▶ Exercise:
Return the count of lines that mention "document", with no other words.

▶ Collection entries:
********************

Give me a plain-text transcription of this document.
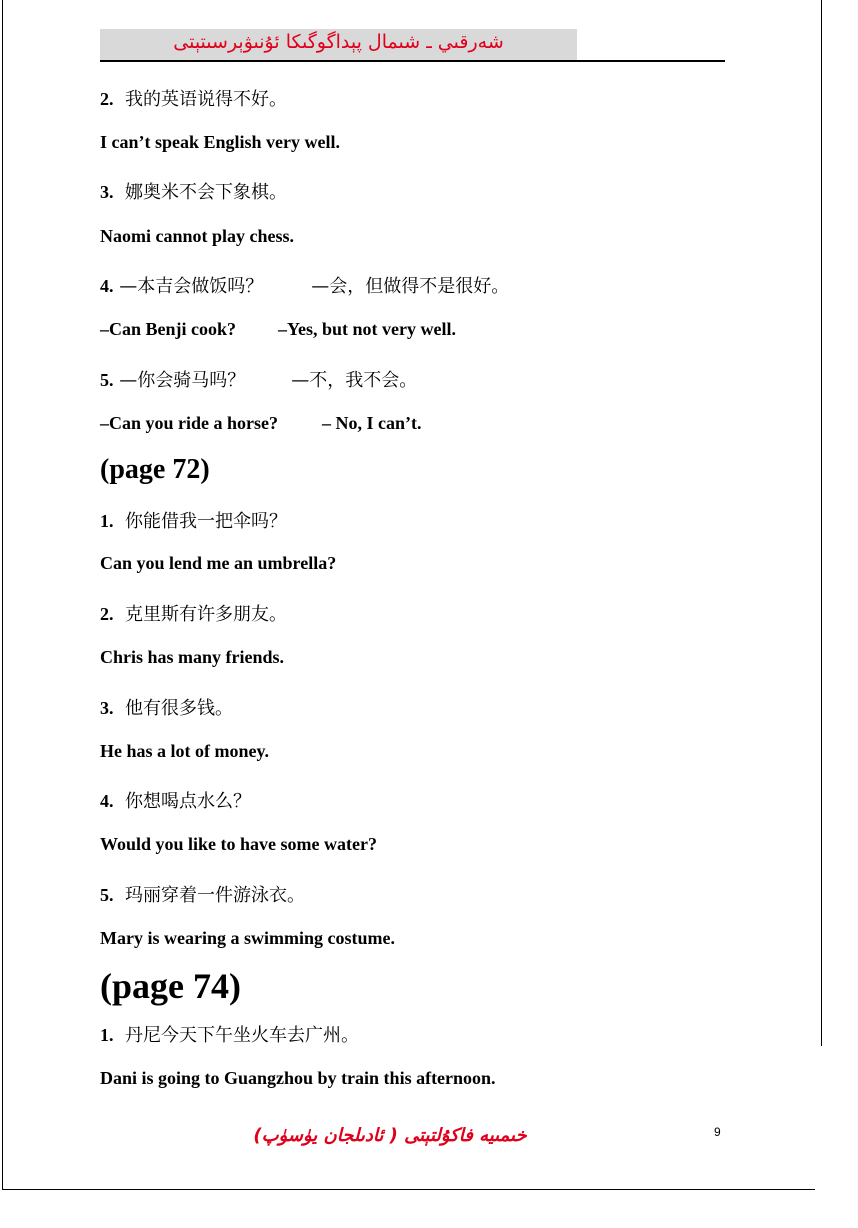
شەرقىي ـ شىمال پېداگوگىكا ئۇنىۋېرسىتېتى
2. 我的英语说得不好。
I can’t speak English very well.
3. 娜奥米不会下象棋。
Naomi cannot play chess.
4. —本吉会做饭吗？	—会，但做得不是很好。
–Can Benji cook? –Yes, but not very well.
5. —你会骑马吗？	—不，我不会。
–Can you ride a horse? – No, I can’t.
(page 72)
1. 你能借我一把伞吗？
Can you lend me an umbrella?
2. 克里斯有许多朋友。
Chris has many friends.
3. 他有很多钱。
He has a lot of money.
4. 你想喝点水么？
Would you like to have some water?
5. 玛丽穿着一件游泳衣。
Mary is wearing a swimming costume.
(page 74)
1. 丹尼今天下午坐火车去广州。
Dani is going to Guangzhou by train this afternoon.
خىمىيە فاكۇلتېتى ( ئادىلجان يۈسۈپ)	9
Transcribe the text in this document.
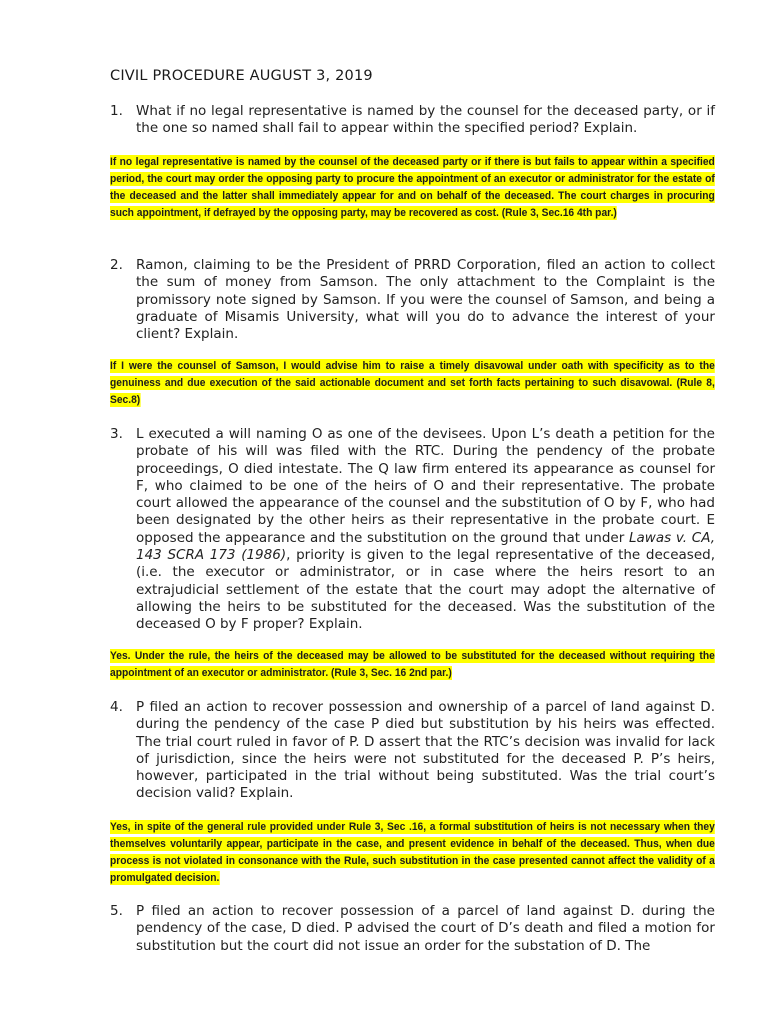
CIVIL PROCEDURE AUGUST 3, 2019
1. What if no legal representative is named by the counsel for the deceased party, or if the one so named shall fail to appear within the specified period? Explain.
If no legal representative is named by the counsel of the deceased party or if there is but fails to appear within a specified period, the court may order the opposing party to procure the appointment of an executor or administrator for the estate of the deceased and the latter shall immediately appear for and on behalf of the deceased. The court charges in procuring such appointment, if defrayed by the opposing party, may be recovered as cost. (Rule 3, Sec.16 4th par.)
2. Ramon, claiming to be the President of PRRD Corporation, filed an action to collect the sum of money from Samson. The only attachment to the Complaint is the promissory note signed by Samson. If you were the counsel of Samson, and being a graduate of Misamis University, what will you do to advance the interest of your client? Explain.
If I were the counsel of Samson, I would advise him to raise a timely disavowal under oath with specificity as to the genuiness and due execution of the said actionable document and set forth facts pertaining to such disavowal. (Rule 8, Sec.8)
3. L executed a will naming O as one of the devisees. Upon L’s death a petition for the probate of his will was filed with the RTC. During the pendency of the probate proceedings, O died intestate. The Q law firm entered its appearance as counsel for F, who claimed to be one of the heirs of O and their representative. The probate court allowed the appearance of the counsel and the substitution of O by F, who had been designated by the other heirs as their representative in the probate court. E opposed the appearance and the substitution on the ground that under Lawas v. CA, 143 SCRA 173 (1986), priority is given to the legal representative of the deceased, (i.e. the executor or administrator, or in case where the heirs resort to an extrajudicial settlement of the estate that the court may adopt the alternative of allowing the heirs to be substituted for the deceased. Was the substitution of the deceased O by F proper? Explain.
Yes. Under the rule, the heirs of the deceased may be allowed to be substituted for the deceased without requiring the appointment of an executor or administrator. (Rule 3, Sec. 16 2nd par.)
4. P filed an action to recover possession and ownership of a parcel of land against D. during the pendency of the case P died but substitution by his heirs was effected. The trial court ruled in favor of P. D assert that the RTC’s decision was invalid for lack of jurisdiction, since the heirs were not substituted for the deceased P. P’s heirs, however, participated in the trial without being substituted. Was the trial court’s decision valid? Explain.
Yes, in spite of the general rule provided under Rule 3, Sec .16, a formal substitution of heirs is not necessary when they themselves voluntarily appear, participate in the case, and present evidence in behalf of the deceased. Thus, when due process is not violated in consonance with the Rule, such substitution in the case presented cannot affect the validity of a promulgated decision.
5. P filed an action to recover possession of a parcel of land against D. during the pendency of the case, D died. P advised the court of D’s death and filed a motion for substitution but the court did not issue an order for the substation of D. The
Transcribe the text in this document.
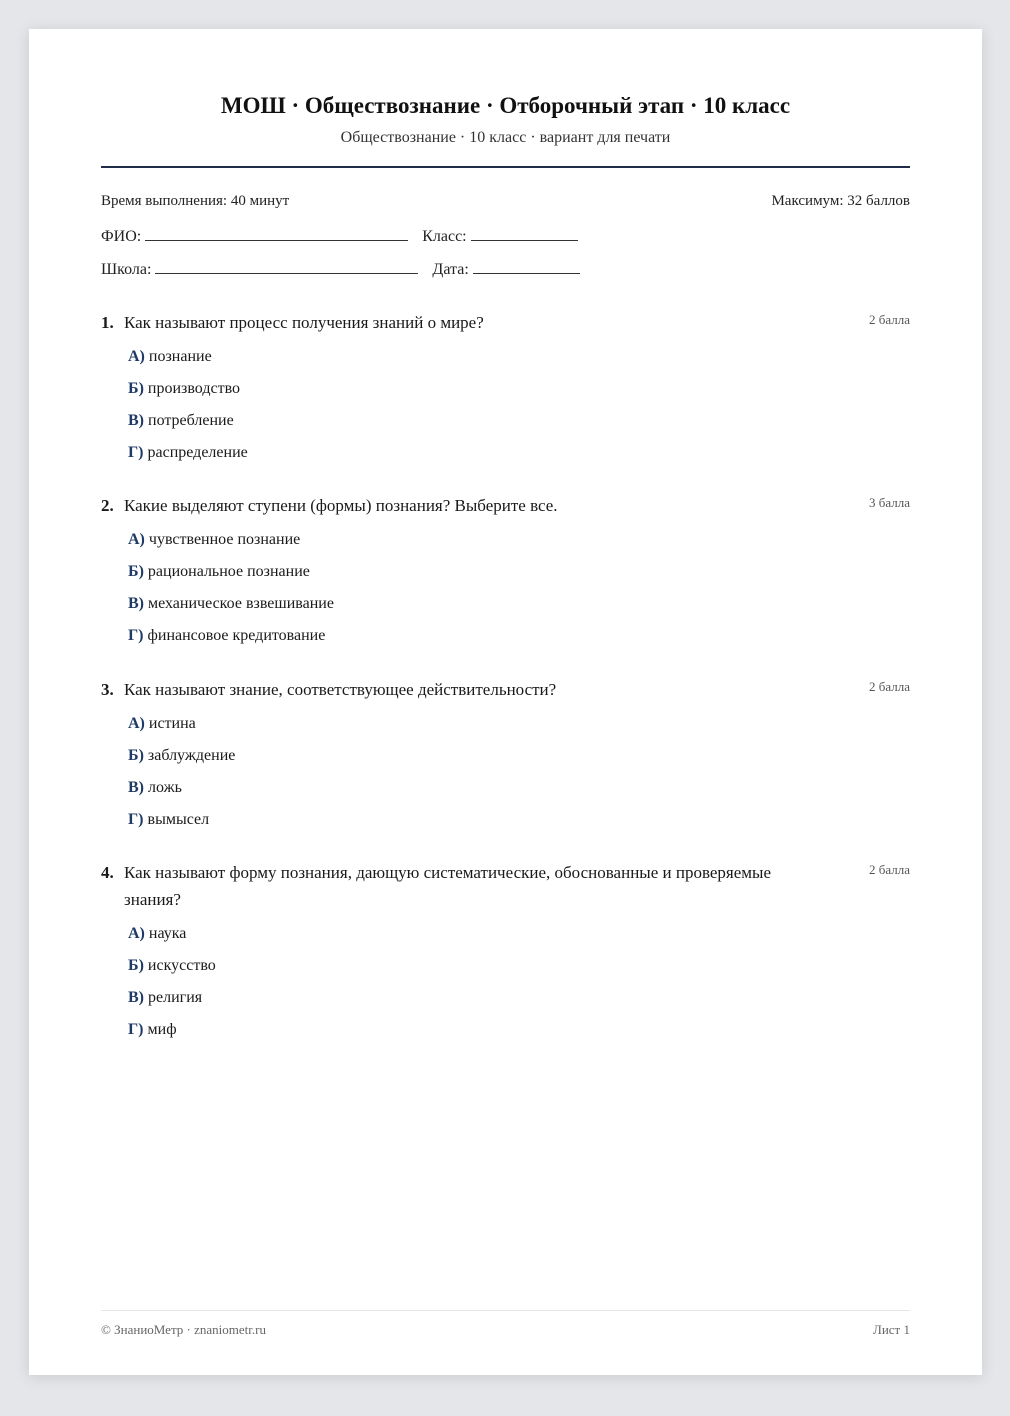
МОШ · Обществознание · Отборочный этап · 10 класс
Обществознание · 10 класс · вариант для печати
Время выполнения: 40 минут	Максимум: 32 баллов
ФИО:	Класс:
Школа:	Дата:
1. Как называют процесс получения знаний о мире?	2 балла
А) познание
Б) производство
В) потребление
Г) распределение
2. Какие выделяют ступени (формы) познания? Выберите все.	3 балла
А) чувственное познание
Б) рациональное познание
В) механическое взвешивание
Г) финансовое кредитование
3. Как называют знание, соответствующее действительности?	2 балла
А) истина
Б) заблуждение
В) ложь
Г) вымысел
4. Как называют форму познания, дающую систематические, обоснованные и проверяемые знания?
2 балла
А) наука
Б) искусство
В) религия
Г) миф
© ЗнаниоМетр · znaniometr.ru	Лист 1
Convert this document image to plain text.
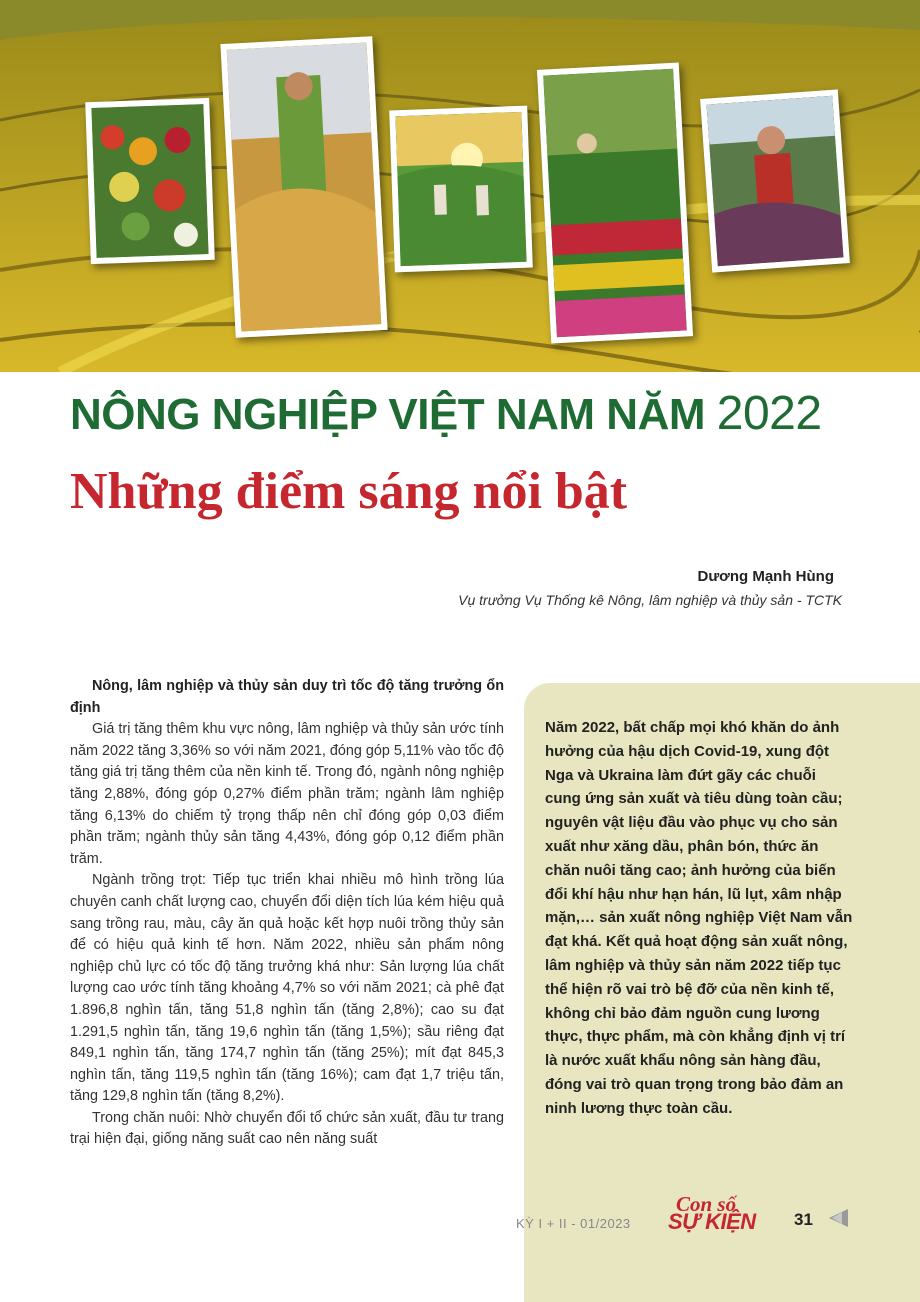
NÔNG NGHIỆP VIỆT NAM NĂM 2022
Những điểm sáng nổi bật
Dương Mạnh Hùng
Vụ trưởng Vụ Thống kê Nông, lâm nghiệp và thủy sản - TCTK

Nông, lâm nghiệp và thủy sản duy trì tốc độ tăng trưởng ổn định

Giá trị tăng thêm khu vực nông, lâm nghiệp và thủy sản ước tính năm 2022 tăng 3,36% so với năm 2021, đóng góp 5,11% vào tốc độ tăng giá trị tăng thêm của nền kinh tế. Trong đó, ngành nông nghiệp tăng 2,88%, đóng góp 0,27% điểm phần trăm; ngành lâm nghiệp tăng 6,13% do chiếm tỷ trọng thấp nên chỉ đóng góp 0,03 điểm phần trăm; ngành thủy sản tăng 4,43%, đóng góp 0,12 điểm phần trăm.

Ngành trồng trọt: Tiếp tục triển khai nhiều mô hình trồng lúa chuyên canh chất lượng cao, chuyển đổi diện tích lúa kém hiệu quả sang trồng rau, màu, cây ăn quả hoặc kết hợp nuôi trồng thủy sản để có hiệu quả kinh tế hơn. Năm 2022, nhiều sản phẩm nông nghiệp chủ lực có tốc độ tăng trưởng khá như: Sản lượng lúa chất lượng cao ước tính tăng khoảng 4,7% so với năm 2021; cà phê đạt 1.896,8 nghìn tấn, tăng 51,8 nghìn tấn (tăng 2,8%); cao su đạt 1.291,5 nghìn tấn, tăng 19,6 nghìn tấn (tăng 1,5%); sầu riêng đạt 849,1 nghìn tấn, tăng 174,7 nghìn tấn (tăng 25%); mít đạt 845,3 nghìn tấn, tăng 119,5 nghìn tấn (tăng 16%); cam đạt 1,7 triệu tấn, tăng 129,8 nghìn tấn (tăng 8,2%).

Trong chăn nuôi: Nhờ chuyển đổi tổ chức sản xuất, đầu tư trang trại hiện đại, giống năng suất cao nên năng suất

Năm 2022, bất chấp mọi khó khăn do ảnh hưởng của hậu dịch Covid-19, xung đột Nga và Ukraina làm đứt gãy các chuỗi cung ứng sản xuất và tiêu dùng toàn cầu; nguyên vật liệu đầu vào phục vụ cho sản xuất như xăng dầu, phân bón, thức ăn chăn nuôi tăng cao; ảnh hưởng của biến đổi khí hậu như hạn hán, lũ lụt, xâm nhập mặn,… sản xuất nông nghiệp Việt Nam vẫn đạt khá. Kết quả hoạt động sản xuất nông, lâm nghiệp và thủy sản năm 2022 tiếp tục thể hiện rõ vai trò bệ đỡ của nền kinh tế, không chỉ bảo đảm nguồn cung lương thực, thực phẩm, mà còn khẳng định vị trí là nước xuất khẩu nông sản hàng đầu, đóng vai trò quan trọng trong bảo đảm an ninh lương thực toàn cầu.
KỲ I + II - 01/2023
Con số
SỰ KIỆN 31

********************

▶ Result of the task:
5